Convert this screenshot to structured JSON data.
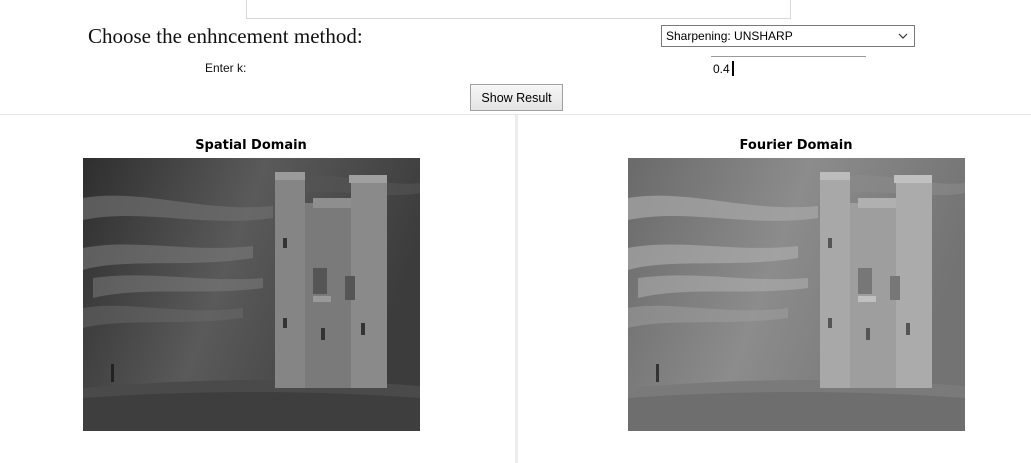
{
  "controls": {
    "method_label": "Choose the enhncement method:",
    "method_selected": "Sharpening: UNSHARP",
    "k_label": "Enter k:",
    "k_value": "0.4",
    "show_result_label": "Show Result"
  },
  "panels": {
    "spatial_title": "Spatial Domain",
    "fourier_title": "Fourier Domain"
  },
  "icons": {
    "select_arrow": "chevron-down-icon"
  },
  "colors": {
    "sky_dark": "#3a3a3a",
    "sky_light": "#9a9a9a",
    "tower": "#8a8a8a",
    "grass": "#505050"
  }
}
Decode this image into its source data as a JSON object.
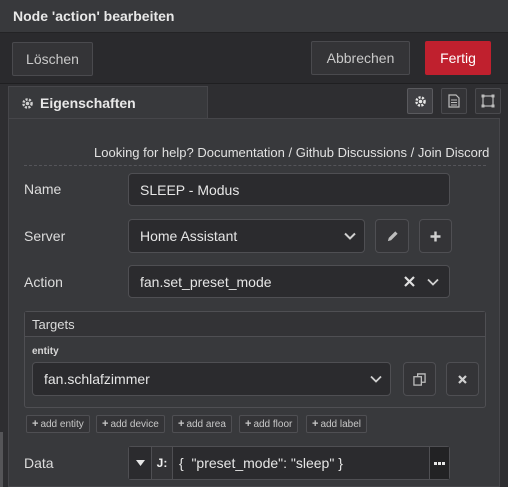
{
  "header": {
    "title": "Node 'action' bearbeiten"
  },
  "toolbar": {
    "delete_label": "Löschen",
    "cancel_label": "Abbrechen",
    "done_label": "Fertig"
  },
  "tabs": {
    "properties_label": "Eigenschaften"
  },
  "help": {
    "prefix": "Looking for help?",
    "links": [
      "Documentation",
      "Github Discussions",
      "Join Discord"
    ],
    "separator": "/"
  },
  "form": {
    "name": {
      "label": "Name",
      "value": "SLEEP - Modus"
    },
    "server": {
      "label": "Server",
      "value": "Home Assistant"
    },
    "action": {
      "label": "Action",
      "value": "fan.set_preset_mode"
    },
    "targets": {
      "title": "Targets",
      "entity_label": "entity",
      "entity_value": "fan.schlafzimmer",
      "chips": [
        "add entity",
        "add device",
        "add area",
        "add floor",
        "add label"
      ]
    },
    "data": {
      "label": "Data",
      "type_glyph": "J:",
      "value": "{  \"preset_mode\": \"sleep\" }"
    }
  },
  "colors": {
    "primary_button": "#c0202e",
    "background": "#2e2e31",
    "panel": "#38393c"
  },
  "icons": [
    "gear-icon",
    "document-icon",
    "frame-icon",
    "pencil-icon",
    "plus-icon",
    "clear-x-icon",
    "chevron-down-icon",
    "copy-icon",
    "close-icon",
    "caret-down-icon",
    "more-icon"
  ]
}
= = = =
▶ [Stated exercise]: Every entry must be reproduced exactly, with the images left out.

▶ [Answer to this problem]:
Convert this screenshot to structured JSON data.
{
  "controls": {
    "method_label": "Choose the enhncement method:",
    "method_selected": "Sharpening: UNSHARP",
    "k_label": "Enter k:",
    "k_value": "0.4",
    "show_result_label": "Show Result"
  },
  "panels": {
    "spatial_title": "Spatial Domain",
    "fourier_title": "Fourier Domain"
  },
  "icons": {
    "select_arrow": "chevron-down-icon"
  },
  "colors": {
    "sky_dark": "#3a3a3a",
    "sky_light": "#9a9a9a",
    "tower": "#8a8a8a",
    "grass": "#505050"
  }
}
Decode this image into its source data as a JSON object.
{
  "header": {
    "title": "Node 'action' bearbeiten"
  },
  "toolbar": {
    "delete_label": "Löschen",
    "cancel_label": "Abbrechen",
    "done_label": "Fertig"
  },
  "tabs": {
    "properties_label": "Eigenschaften"
  },
  "help": {
    "prefix": "Looking for help?",
    "links": [
      "Documentation",
      "Github Discussions",
      "Join Discord"
    ],
    "separator": "/"
  },
  "form": {
    "name": {
      "label": "Name",
      "value": "SLEEP - Modus"
    },
    "server": {
      "label": "Server",
      "value": "Home Assistant"
    },
    "action": {
      "label": "Action",
      "value": "fan.set_preset_mode"
    },
    "targets": {
      "title": "Targets",
      "entity_label": "entity",
      "entity_value": "fan.schlafzimmer",
      "chips": [
        "add entity",
        "add device",
        "add area",
        "add floor",
        "add label"
      ]
    },
    "data": {
      "label": "Data",
      "type_glyph": "J:",
      "value": "{  \"preset_mode\": \"sleep\" }"
    }
  },
  "colors": {
    "primary_button": "#c0202e",
    "background": "#2e2e31",
    "panel": "#38393c"
  },
  "icons": [
    "gear-icon",
    "document-icon",
    "frame-icon",
    "pencil-icon",
    "plus-icon",
    "clear-x-icon",
    "chevron-down-icon",
    "copy-icon",
    "close-icon",
    "caret-down-icon",
    "more-icon"
  ]
}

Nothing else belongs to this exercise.